[THE REQUEST]
In the material below, find how many lines contain the string "object". Write only that number.

--- START DATA LISTING ---

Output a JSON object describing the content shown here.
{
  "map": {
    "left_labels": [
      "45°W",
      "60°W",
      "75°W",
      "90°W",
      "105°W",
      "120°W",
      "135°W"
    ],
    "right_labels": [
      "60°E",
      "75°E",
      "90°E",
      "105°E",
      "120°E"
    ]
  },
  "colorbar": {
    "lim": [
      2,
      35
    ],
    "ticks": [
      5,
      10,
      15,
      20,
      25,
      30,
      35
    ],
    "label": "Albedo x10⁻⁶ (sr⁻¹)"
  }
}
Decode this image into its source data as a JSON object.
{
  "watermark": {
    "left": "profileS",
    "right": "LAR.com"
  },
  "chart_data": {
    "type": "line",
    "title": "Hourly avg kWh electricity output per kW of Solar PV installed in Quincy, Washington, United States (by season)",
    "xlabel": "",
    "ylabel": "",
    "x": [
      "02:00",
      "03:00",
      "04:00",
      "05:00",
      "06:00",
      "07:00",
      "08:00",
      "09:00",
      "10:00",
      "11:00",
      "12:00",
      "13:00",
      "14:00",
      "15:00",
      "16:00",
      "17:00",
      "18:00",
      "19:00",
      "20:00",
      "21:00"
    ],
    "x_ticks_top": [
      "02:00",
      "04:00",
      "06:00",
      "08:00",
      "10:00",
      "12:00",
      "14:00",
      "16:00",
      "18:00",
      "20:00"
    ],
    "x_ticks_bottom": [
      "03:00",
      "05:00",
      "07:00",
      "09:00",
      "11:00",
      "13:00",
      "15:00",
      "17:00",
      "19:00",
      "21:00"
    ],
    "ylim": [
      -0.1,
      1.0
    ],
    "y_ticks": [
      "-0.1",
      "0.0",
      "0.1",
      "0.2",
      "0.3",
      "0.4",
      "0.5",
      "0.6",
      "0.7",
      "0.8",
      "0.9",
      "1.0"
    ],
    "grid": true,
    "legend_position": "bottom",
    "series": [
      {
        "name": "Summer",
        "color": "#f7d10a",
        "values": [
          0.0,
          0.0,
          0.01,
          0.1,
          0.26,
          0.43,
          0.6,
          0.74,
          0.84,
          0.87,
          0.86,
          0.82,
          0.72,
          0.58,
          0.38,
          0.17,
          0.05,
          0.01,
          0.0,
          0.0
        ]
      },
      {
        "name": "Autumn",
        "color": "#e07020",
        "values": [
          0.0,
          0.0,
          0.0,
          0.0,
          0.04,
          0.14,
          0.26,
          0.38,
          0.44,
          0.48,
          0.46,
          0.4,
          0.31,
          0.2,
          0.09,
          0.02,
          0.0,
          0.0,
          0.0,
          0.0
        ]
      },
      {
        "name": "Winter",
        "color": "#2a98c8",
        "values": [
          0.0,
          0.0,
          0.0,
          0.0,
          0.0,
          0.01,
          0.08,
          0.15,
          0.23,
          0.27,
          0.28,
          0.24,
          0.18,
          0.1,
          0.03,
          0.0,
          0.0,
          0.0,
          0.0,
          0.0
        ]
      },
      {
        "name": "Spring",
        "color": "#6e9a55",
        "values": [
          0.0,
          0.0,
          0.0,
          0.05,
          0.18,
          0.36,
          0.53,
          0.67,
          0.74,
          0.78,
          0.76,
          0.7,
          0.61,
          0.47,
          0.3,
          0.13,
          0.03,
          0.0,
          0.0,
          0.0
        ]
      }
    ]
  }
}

--- END DATA LISTING ---

[EXERCISE SOLUTION]
2